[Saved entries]
-- begin --
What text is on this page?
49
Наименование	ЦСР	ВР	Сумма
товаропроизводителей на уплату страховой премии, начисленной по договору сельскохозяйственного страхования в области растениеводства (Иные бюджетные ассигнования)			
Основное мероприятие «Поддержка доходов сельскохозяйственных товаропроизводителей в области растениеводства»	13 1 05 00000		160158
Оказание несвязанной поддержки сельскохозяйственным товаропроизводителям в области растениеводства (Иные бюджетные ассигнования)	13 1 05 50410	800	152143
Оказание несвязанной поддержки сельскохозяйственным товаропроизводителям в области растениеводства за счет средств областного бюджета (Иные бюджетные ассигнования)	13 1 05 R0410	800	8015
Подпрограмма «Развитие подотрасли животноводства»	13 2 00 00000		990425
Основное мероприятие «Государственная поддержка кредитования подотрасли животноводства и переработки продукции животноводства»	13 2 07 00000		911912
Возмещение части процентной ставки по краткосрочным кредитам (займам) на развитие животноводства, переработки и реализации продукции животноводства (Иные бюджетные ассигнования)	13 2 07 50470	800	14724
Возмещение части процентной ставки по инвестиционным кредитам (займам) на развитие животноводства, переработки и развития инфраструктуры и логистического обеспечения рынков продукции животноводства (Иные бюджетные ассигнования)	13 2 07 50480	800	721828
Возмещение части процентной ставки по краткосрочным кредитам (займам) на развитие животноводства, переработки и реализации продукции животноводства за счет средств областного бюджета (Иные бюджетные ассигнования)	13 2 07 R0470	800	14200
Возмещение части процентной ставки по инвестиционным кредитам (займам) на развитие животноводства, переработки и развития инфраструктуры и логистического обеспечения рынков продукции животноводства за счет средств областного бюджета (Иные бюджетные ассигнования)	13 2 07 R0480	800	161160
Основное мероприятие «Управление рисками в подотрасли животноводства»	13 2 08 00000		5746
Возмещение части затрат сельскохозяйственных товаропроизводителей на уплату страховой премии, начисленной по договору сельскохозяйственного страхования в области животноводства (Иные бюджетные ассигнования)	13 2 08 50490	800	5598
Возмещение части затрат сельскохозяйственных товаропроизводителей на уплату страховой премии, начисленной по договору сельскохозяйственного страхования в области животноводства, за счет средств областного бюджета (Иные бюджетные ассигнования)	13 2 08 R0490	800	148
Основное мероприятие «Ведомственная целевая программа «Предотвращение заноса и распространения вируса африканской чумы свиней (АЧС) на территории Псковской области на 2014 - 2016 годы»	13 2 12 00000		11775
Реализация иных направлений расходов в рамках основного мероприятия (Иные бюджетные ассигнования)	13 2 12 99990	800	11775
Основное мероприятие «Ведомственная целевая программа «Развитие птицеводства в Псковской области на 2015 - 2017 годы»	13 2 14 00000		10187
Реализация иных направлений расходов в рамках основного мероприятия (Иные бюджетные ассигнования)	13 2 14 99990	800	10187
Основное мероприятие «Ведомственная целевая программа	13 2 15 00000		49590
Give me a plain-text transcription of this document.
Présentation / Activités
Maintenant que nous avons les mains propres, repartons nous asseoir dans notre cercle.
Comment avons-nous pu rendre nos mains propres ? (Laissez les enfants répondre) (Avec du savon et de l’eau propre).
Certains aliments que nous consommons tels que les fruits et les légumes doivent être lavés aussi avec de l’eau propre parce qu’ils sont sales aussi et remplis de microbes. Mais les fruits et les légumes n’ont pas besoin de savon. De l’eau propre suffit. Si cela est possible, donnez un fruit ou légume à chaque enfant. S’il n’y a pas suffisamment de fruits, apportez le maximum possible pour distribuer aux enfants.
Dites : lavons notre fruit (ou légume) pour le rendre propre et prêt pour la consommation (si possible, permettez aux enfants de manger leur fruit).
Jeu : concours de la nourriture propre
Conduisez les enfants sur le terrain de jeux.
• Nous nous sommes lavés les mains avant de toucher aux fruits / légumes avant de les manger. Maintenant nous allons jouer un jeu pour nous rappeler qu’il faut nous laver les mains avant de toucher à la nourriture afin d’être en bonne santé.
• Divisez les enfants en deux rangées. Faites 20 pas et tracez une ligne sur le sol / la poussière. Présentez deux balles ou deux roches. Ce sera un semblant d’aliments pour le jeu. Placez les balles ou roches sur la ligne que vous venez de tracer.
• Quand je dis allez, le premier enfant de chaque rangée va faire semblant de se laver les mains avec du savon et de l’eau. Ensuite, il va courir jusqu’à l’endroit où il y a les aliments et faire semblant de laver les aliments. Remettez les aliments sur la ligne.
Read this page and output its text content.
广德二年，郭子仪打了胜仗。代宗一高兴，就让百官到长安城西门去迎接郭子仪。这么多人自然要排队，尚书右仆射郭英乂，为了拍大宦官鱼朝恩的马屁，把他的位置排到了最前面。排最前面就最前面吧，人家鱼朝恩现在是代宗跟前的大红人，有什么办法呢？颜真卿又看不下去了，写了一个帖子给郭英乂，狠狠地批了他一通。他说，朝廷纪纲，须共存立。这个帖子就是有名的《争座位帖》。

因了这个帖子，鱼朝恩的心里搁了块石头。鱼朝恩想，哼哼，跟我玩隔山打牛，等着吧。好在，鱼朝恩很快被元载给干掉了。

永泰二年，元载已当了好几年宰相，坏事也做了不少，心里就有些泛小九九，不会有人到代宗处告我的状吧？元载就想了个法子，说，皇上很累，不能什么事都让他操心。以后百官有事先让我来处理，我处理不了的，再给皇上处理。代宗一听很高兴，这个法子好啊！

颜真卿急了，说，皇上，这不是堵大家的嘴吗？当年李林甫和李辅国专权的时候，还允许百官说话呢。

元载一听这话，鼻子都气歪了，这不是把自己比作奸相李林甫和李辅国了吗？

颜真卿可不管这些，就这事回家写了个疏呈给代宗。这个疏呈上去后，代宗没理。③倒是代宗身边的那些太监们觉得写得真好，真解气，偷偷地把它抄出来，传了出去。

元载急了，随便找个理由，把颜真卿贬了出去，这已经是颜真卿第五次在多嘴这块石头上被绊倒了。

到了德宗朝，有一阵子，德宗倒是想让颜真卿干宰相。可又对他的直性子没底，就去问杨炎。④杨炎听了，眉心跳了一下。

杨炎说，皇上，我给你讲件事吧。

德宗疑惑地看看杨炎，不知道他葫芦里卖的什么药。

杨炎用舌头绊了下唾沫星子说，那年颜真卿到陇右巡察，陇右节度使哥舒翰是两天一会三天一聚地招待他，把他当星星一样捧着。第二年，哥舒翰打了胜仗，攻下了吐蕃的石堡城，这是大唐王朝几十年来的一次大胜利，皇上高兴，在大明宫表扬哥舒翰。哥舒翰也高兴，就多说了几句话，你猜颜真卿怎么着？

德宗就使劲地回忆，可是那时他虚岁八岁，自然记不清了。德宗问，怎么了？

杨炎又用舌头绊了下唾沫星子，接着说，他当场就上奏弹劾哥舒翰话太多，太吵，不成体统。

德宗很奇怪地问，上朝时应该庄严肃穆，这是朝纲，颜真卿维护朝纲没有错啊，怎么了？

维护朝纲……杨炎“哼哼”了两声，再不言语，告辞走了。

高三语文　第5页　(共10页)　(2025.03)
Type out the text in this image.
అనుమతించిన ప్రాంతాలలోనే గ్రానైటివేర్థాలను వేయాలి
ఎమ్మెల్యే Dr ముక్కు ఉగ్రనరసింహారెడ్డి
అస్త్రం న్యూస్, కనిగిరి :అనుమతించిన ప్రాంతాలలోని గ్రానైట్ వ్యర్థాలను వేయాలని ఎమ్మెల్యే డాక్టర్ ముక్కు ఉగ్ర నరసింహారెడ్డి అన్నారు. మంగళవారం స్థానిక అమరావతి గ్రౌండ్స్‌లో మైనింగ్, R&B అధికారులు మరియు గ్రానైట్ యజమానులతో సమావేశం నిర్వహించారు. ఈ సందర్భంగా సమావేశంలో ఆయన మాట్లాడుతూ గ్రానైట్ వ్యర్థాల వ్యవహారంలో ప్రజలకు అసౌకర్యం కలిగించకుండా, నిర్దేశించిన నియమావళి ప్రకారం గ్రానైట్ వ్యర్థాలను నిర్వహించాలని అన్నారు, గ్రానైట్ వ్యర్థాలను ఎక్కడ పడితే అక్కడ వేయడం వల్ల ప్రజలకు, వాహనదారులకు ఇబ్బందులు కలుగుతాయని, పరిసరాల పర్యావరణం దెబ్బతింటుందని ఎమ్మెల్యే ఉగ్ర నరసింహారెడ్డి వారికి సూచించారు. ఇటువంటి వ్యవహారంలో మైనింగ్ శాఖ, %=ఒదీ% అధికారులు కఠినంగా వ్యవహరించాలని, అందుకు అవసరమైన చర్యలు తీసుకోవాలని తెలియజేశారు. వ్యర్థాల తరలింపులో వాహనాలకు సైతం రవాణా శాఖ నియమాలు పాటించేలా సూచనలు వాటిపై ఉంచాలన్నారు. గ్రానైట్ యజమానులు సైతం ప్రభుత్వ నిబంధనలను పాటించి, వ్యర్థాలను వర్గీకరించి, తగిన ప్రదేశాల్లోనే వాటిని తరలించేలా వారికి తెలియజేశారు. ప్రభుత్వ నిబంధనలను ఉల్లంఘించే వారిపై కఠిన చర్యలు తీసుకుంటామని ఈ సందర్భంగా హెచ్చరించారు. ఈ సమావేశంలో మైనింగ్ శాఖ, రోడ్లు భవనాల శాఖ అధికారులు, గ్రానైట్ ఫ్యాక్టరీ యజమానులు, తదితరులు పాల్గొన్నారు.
-- end --
_To do_
Find how many lines in the material hold the word "логистического" and state that number alone.

_Output for this task_
2